Supplied records
----
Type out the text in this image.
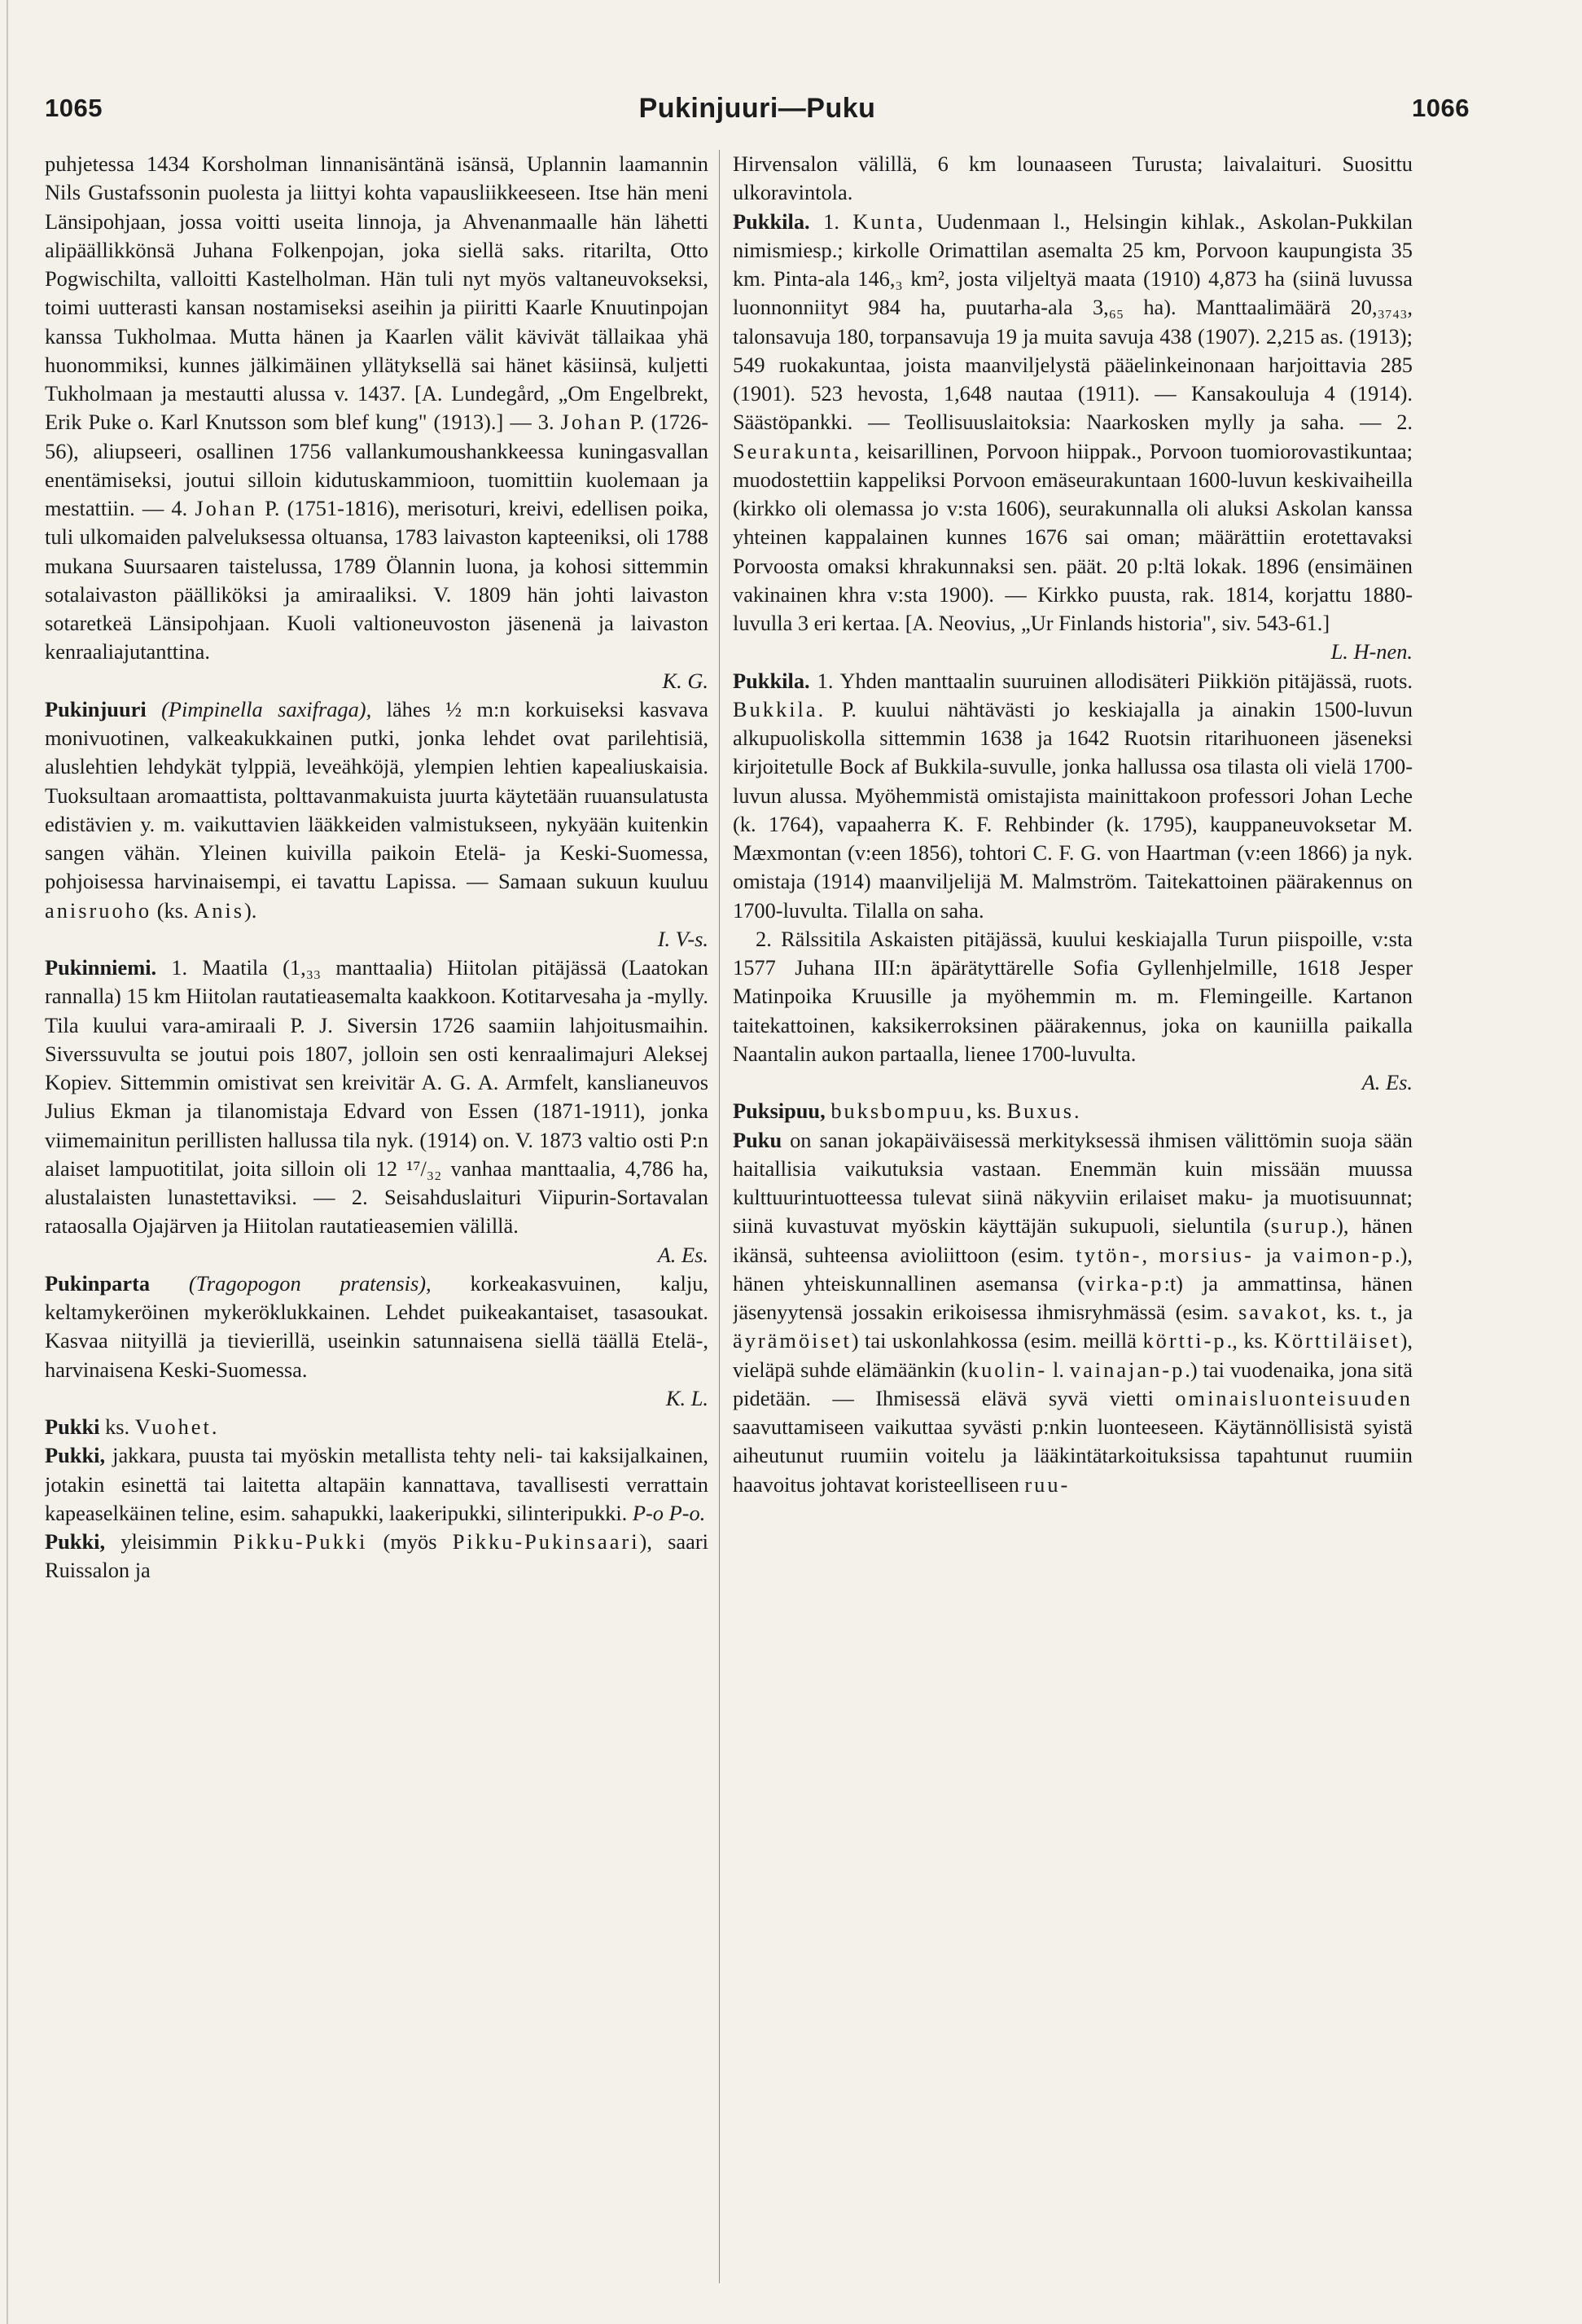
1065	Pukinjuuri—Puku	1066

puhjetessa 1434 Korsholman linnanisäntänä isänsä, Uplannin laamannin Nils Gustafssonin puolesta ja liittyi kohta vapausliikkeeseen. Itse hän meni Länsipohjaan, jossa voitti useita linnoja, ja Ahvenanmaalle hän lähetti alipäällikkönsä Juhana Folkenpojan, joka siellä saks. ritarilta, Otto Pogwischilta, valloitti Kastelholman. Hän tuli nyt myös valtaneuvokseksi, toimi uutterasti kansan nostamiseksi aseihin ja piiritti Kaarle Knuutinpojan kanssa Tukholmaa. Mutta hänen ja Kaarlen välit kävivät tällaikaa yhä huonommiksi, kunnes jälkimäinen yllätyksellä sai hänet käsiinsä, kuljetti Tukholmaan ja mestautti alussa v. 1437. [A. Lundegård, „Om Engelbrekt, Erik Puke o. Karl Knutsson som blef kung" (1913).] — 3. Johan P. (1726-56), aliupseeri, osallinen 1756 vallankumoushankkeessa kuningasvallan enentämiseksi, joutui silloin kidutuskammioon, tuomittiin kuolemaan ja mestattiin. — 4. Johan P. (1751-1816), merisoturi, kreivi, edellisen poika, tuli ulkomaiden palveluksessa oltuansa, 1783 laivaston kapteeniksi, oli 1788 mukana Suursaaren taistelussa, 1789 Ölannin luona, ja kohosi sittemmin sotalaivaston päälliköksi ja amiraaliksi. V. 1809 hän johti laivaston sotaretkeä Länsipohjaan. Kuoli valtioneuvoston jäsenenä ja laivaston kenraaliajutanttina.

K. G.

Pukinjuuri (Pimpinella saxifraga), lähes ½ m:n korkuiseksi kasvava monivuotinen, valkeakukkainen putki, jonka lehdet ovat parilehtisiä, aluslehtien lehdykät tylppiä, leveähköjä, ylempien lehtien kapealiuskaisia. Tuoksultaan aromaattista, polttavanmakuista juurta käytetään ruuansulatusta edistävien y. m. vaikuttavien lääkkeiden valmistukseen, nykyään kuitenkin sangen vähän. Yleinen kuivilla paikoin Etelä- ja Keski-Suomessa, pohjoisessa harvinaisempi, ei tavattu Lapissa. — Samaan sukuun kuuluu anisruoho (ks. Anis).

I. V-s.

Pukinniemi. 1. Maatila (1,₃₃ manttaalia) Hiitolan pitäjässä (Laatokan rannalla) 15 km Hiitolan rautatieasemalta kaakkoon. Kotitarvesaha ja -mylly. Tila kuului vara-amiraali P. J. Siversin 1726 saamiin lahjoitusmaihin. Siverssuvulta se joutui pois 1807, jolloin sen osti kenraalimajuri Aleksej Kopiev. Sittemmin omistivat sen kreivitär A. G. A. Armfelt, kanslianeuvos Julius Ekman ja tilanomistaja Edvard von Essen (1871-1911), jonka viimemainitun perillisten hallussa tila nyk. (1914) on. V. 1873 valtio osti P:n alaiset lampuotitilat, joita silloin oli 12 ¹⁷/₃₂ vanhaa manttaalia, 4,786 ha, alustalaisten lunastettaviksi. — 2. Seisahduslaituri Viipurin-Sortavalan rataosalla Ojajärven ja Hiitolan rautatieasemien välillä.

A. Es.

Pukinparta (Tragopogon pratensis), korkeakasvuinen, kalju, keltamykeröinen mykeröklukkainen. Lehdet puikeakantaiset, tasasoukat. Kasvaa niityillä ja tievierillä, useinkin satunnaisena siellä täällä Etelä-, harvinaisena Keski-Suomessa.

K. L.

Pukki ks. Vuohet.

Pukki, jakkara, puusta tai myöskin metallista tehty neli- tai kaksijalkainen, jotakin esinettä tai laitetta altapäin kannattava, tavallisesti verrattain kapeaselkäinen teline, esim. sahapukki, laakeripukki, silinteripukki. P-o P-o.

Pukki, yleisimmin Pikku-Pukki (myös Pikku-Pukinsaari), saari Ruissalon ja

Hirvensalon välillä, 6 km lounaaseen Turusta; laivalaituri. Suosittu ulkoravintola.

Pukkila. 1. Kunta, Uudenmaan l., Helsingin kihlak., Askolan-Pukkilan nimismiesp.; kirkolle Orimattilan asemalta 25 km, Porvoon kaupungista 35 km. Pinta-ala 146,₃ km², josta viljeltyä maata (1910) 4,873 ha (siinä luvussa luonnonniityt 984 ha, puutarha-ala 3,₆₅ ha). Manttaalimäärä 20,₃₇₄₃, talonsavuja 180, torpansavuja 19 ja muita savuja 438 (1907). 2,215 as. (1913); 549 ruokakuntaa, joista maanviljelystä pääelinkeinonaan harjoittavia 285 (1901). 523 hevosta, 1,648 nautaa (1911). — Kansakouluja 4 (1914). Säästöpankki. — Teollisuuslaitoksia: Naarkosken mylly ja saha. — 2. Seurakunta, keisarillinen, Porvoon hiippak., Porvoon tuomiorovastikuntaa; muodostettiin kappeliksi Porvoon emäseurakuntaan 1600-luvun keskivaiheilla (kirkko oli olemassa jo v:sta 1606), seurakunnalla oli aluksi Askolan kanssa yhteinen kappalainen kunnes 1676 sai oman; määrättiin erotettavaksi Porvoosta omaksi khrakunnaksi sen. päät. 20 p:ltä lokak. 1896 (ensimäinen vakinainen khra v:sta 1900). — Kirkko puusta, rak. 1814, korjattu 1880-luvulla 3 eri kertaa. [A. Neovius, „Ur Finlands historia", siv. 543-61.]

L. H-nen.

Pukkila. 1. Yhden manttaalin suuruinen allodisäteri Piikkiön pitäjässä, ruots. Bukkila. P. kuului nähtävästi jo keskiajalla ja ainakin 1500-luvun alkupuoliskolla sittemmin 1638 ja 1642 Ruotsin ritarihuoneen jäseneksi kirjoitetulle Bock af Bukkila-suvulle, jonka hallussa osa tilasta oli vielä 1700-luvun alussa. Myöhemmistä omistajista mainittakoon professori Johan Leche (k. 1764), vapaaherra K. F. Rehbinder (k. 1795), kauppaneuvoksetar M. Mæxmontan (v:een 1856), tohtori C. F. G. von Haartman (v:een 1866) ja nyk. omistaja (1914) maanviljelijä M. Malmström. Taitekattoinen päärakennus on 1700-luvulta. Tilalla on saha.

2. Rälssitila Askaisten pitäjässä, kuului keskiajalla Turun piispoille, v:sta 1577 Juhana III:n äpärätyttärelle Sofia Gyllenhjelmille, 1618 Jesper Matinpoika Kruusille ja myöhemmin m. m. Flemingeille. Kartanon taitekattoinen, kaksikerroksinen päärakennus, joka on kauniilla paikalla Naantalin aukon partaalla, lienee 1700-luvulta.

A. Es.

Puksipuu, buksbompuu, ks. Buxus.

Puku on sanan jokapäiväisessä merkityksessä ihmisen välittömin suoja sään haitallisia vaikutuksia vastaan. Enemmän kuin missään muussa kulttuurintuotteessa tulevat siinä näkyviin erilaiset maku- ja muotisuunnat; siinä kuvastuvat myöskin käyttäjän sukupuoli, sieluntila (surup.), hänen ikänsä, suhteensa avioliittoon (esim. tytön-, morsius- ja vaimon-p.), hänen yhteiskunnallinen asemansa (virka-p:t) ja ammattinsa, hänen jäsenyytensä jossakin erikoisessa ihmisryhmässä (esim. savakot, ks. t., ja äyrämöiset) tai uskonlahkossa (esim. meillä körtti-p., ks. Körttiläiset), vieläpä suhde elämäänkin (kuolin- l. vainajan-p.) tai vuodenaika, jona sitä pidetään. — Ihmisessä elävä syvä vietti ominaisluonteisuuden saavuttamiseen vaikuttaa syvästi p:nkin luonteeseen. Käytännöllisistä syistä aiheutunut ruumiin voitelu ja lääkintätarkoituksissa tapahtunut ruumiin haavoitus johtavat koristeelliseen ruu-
----
Retype the records exactly. Any image in them should not appear in what you write.

Expected answer
Type out the text in this image.
1065	Pukinjuuri—Puku	1066

puhjetessa 1434 Korsholman linnanisäntänä isänsä, Uplannin laamannin Nils Gustafssonin puolesta ja liittyi kohta vapausliikkeeseen. Itse hän meni Länsipohjaan, jossa voitti useita linnoja, ja Ahvenanmaalle hän lähetti alipäällikkönsä Juhana Folkenpojan, joka siellä saks. ritarilta, Otto Pogwischilta, valloitti Kastelholman. Hän tuli nyt myös valtaneuvokseksi, toimi uutterasti kansan nostamiseksi aseihin ja piiritti Kaarle Knuutinpojan kanssa Tukholmaa. Mutta hänen ja Kaarlen välit kävivät tällaikaa yhä huonommiksi, kunnes jälkimäinen yllätyksellä sai hänet käsiinsä, kuljetti Tukholmaan ja mestautti alussa v. 1437. [A. Lundegård, „Om Engelbrekt, Erik Puke o. Karl Knutsson som blef kung" (1913).] — 3. Johan P. (1726-56), aliupseeri, osallinen 1756 vallankumoushankkeessa kuningasvallan enentämiseksi, joutui silloin kidutuskammioon, tuomittiin kuolemaan ja mestattiin. — 4. Johan P. (1751-1816), merisoturi, kreivi, edellisen poika, tuli ulkomaiden palveluksessa oltuansa, 1783 laivaston kapteeniksi, oli 1788 mukana Suursaaren taistelussa, 1789 Ölannin luona, ja kohosi sittemmin sotalaivaston päälliköksi ja amiraaliksi. V. 1809 hän johti laivaston sotaretkeä Länsipohjaan. Kuoli valtioneuvoston jäsenenä ja laivaston kenraaliajutanttina.

K. G.

Pukinjuuri (Pimpinella saxifraga), lähes ½ m:n korkuiseksi kasvava monivuotinen, valkeakukkainen putki, jonka lehdet ovat parilehtisiä, aluslehtien lehdykät tylppiä, leveähköjä, ylempien lehtien kapealiuskaisia. Tuoksultaan aromaattista, polttavanmakuista juurta käytetään ruuansulatusta edistävien y. m. vaikuttavien lääkkeiden valmistukseen, nykyään kuitenkin sangen vähän. Yleinen kuivilla paikoin Etelä- ja Keski-Suomessa, pohjoisessa harvinaisempi, ei tavattu Lapissa. — Samaan sukuun kuuluu anisruoho (ks. Anis).

I. V-s.

Pukinniemi. 1. Maatila (1,₃₃ manttaalia) Hiitolan pitäjässä (Laatokan rannalla) 15 km Hiitolan rautatieasemalta kaakkoon. Kotitarvesaha ja -mylly. Tila kuului vara-amiraali P. J. Siversin 1726 saamiin lahjoitusmaihin. Siverssuvulta se joutui pois 1807, jolloin sen osti kenraalimajuri Aleksej Kopiev. Sittemmin omistivat sen kreivitär A. G. A. Armfelt, kanslianeuvos Julius Ekman ja tilanomistaja Edvard von Essen (1871-1911), jonka viimemainitun perillisten hallussa tila nyk. (1914) on. V. 1873 valtio osti P:n alaiset lampuotitilat, joita silloin oli 12 ¹⁷/₃₂ vanhaa manttaalia, 4,786 ha, alustalaisten lunastettaviksi. — 2. Seisahduslaituri Viipurin-Sortavalan rataosalla Ojajärven ja Hiitolan rautatieasemien välillä.

A. Es.

Pukinparta (Tragopogon pratensis), korkeakasvuinen, kalju, keltamykeröinen mykeröklukkainen. Lehdet puikeakantaiset, tasasoukat. Kasvaa niityillä ja tievierillä, useinkin satunnaisena siellä täällä Etelä-, harvinaisena Keski-Suomessa.

K. L.

Pukki ks. Vuohet.

Pukki, jakkara, puusta tai myöskin metallista tehty neli- tai kaksijalkainen, jotakin esinettä tai laitetta altapäin kannattava, tavallisesti verrattain kapeaselkäinen teline, esim. sahapukki, laakeripukki, silinteripukki. P-o P-o.

Pukki, yleisimmin Pikku-Pukki (myös Pikku-Pukinsaari), saari Ruissalon ja

Hirvensalon välillä, 6 km lounaaseen Turusta; laivalaituri. Suosittu ulkoravintola.

Pukkila. 1. Kunta, Uudenmaan l., Helsingin kihlak., Askolan-Pukkilan nimismiesp.; kirkolle Orimattilan asemalta 25 km, Porvoon kaupungista 35 km. Pinta-ala 146,₃ km², josta viljeltyä maata (1910) 4,873 ha (siinä luvussa luonnonniityt 984 ha, puutarha-ala 3,₆₅ ha). Manttaalimäärä 20,₃₇₄₃, talonsavuja 180, torpansavuja 19 ja muita savuja 438 (1907). 2,215 as. (1913); 549 ruokakuntaa, joista maanviljelystä pääelinkeinonaan harjoittavia 285 (1901). 523 hevosta, 1,648 nautaa (1911). — Kansakouluja 4 (1914). Säästöpankki. — Teollisuuslaitoksia: Naarkosken mylly ja saha. — 2. Seurakunta, keisarillinen, Porvoon hiippak., Porvoon tuomiorovastikuntaa; muodostettiin kappeliksi Porvoon emäseurakuntaan 1600-luvun keskivaiheilla (kirkko oli olemassa jo v:sta 1606), seurakunnalla oli aluksi Askolan kanssa yhteinen kappalainen kunnes 1676 sai oman; määrättiin erotettavaksi Porvoosta omaksi khrakunnaksi sen. päät. 20 p:ltä lokak. 1896 (ensimäinen vakinainen khra v:sta 1900). — Kirkko puusta, rak. 1814, korjattu 1880-luvulla 3 eri kertaa. [A. Neovius, „Ur Finlands historia", siv. 543-61.]

L. H-nen.

Pukkila. 1. Yhden manttaalin suuruinen allodisäteri Piikkiön pitäjässä, ruots. Bukkila. P. kuului nähtävästi jo keskiajalla ja ainakin 1500-luvun alkupuoliskolla sittemmin 1638 ja 1642 Ruotsin ritarihuoneen jäseneksi kirjoitetulle Bock af Bukkila-suvulle, jonka hallussa osa tilasta oli vielä 1700-luvun alussa. Myöhemmistä omistajista mainittakoon professori Johan Leche (k. 1764), vapaaherra K. F. Rehbinder (k. 1795), kauppaneuvoksetar M. Mæxmontan (v:een 1856), tohtori C. F. G. von Haartman (v:een 1866) ja nyk. omistaja (1914) maanviljelijä M. Malmström. Taitekattoinen päärakennus on 1700-luvulta. Tilalla on saha.

2. Rälssitila Askaisten pitäjässä, kuului keskiajalla Turun piispoille, v:sta 1577 Juhana III:n äpärätyttärelle Sofia Gyllenhjelmille, 1618 Jesper Matinpoika Kruusille ja myöhemmin m. m. Flemingeille. Kartanon taitekattoinen, kaksikerroksinen päärakennus, joka on kauniilla paikalla Naantalin aukon partaalla, lienee 1700-luvulta.

A. Es.

Puksipuu, buksbompuu, ks. Buxus.

Puku on sanan jokapäiväisessä merkityksessä ihmisen välittömin suoja sään haitallisia vaikutuksia vastaan. Enemmän kuin missään muussa kulttuurintuotteessa tulevat siinä näkyviin erilaiset maku- ja muotisuunnat; siinä kuvastuvat myöskin käyttäjän sukupuoli, sieluntila (surup.), hänen ikänsä, suhteensa avioliittoon (esim. tytön-, morsius- ja vaimon-p.), hänen yhteiskunnallinen asemansa (virka-p:t) ja ammattinsa, hänen jäsenyytensä jossakin erikoisessa ihmisryhmässä (esim. savakot, ks. t., ja äyrämöiset) tai uskonlahkossa (esim. meillä körtti-p., ks. Körttiläiset), vieläpä suhde elämäänkin (kuolin- l. vainajan-p.) tai vuodenaika, jona sitä pidetään. — Ihmisessä elävä syvä vietti ominaisluonteisuuden saavuttamiseen vaikuttaa syvästi p:nkin luonteeseen. Käytännöllisistä syistä aiheutunut ruumiin voitelu ja lääkintätarkoituksissa tapahtunut ruumiin haavoitus johtavat koristeelliseen ruu-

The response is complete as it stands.